─── Bloc de texte ───

Extrait de « àVoiràLire.com » du 29.03.05 : enseigner la philosophie à Saint-Ouen, en Seine-Saint-Denis, c’est confronter quotidiennement ses certitudes aux réalités mouvantes, s’adapter inlassablement pour ne pas laisser le dernier mot à l’ignorance.
Encore doit-on trouver le moyen de transmettre un savoir qui, pour la première fois, semble être remis en cause par certains élèves tiraillés entre diverses cultures et influences.

Ce qu’il faut dire avant tout, c’est que ce livre est celui d’une amoureuse ; une amoureuse de l’enseignement, de l’intelligence, de la relation toujours singulière et parfois fragile qui se tisse avec les élèves des "quartiers" année après année.

───

Travail à faire:
a) Traduisez en anglais cette phrase du texte sur l'enseignement de la philosophie à Saint-Ouen : « Encore doit-on trouver le moyen de transmettre un savoir qui, pour la première fois, semble être remis en cause par certains élèves tiraillés entre diverses cultures et influences. »
b) Citez les lignes des entrées depuis la toute première jusqu'à la ligne contenant « 255, 253, 263] », celle-ci comprise.

─── Entrées de données ───

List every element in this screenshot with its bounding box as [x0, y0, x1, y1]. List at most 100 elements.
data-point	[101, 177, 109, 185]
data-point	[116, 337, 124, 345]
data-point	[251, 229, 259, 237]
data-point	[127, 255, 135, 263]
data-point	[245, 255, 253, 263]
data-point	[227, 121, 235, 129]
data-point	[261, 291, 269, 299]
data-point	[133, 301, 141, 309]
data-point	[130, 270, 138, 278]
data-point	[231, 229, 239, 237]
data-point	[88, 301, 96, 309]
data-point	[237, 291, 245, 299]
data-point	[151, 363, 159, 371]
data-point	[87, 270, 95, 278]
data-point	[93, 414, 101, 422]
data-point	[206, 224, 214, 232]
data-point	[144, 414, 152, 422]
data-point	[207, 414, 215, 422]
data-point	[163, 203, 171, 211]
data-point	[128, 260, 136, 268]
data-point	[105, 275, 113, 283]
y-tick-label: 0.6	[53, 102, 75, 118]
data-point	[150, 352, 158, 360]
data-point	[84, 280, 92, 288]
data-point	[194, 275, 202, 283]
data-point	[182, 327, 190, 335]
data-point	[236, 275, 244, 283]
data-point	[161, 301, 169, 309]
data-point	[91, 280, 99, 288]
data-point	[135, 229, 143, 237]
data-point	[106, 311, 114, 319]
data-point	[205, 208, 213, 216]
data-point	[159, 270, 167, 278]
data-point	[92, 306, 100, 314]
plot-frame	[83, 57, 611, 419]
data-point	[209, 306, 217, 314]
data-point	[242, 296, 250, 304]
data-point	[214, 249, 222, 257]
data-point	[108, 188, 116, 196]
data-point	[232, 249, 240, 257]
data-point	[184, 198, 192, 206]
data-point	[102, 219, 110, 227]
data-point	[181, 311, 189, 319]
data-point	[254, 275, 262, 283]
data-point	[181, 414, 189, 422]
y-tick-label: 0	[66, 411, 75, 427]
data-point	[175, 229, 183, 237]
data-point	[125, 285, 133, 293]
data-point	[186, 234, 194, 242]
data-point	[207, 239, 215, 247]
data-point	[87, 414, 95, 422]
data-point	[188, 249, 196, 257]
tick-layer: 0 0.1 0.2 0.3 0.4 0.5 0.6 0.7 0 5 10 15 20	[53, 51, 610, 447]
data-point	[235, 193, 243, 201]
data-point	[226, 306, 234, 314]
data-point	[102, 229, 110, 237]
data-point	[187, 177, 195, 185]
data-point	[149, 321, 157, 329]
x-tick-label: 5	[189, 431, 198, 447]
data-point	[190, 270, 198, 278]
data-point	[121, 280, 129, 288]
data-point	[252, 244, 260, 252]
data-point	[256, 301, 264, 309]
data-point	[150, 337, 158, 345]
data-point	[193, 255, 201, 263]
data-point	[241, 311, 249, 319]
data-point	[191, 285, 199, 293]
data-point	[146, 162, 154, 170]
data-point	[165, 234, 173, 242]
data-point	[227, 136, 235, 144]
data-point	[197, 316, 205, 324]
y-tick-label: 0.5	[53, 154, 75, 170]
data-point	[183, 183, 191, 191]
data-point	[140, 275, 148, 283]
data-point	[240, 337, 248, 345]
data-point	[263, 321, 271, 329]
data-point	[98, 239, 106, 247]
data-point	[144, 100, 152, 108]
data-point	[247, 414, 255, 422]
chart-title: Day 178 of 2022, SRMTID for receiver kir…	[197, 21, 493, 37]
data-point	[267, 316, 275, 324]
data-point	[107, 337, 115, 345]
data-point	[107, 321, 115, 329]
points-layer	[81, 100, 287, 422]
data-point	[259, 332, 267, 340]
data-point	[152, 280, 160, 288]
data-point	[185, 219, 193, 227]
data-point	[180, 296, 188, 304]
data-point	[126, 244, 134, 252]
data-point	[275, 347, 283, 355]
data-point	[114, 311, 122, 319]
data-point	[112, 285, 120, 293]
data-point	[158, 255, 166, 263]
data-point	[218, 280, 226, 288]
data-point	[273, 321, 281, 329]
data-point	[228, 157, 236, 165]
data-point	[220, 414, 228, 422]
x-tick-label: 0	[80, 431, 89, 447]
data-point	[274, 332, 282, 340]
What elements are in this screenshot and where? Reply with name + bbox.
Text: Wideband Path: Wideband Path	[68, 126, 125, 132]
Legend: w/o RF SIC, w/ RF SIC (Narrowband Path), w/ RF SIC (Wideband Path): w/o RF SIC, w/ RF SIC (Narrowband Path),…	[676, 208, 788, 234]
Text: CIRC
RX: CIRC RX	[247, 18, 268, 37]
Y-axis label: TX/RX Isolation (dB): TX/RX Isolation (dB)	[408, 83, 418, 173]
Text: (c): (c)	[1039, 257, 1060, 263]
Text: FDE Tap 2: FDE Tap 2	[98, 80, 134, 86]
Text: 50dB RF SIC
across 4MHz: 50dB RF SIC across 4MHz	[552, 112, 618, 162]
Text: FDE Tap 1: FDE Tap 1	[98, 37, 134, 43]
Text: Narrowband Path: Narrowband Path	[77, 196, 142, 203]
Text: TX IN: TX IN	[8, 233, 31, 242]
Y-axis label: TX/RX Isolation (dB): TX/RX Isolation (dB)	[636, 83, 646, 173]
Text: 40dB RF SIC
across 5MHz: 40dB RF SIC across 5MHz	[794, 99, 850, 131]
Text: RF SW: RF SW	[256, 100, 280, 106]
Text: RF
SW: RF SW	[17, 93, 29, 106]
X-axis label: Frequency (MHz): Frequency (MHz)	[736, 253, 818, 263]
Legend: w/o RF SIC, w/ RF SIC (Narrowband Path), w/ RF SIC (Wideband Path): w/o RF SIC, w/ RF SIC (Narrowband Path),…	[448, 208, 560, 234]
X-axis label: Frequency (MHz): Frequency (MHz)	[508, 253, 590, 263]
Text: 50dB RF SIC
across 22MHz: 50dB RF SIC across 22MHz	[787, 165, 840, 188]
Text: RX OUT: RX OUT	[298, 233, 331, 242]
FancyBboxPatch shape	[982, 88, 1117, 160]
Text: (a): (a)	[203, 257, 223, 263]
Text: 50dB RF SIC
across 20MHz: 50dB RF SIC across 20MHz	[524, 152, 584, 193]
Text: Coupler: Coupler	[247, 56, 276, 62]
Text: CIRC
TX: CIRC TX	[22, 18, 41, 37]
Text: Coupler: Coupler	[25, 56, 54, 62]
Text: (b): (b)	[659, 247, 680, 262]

───

Réponses par consigne:
a) Still, one has to find a way to pass on knowledge that, for the first time, seems to be called into question by some students torn between various cultures and influences.

b)
List every element in this screenshot with its bounding box as [x0, y0, x1, y1]. List at most 100 elements.
data-point	[101, 177, 109, 185]
data-point	[116, 337, 124, 345]
data-point	[251, 229, 259, 237]
data-point	[127, 255, 135, 263]
data-point	[245, 255, 253, 263]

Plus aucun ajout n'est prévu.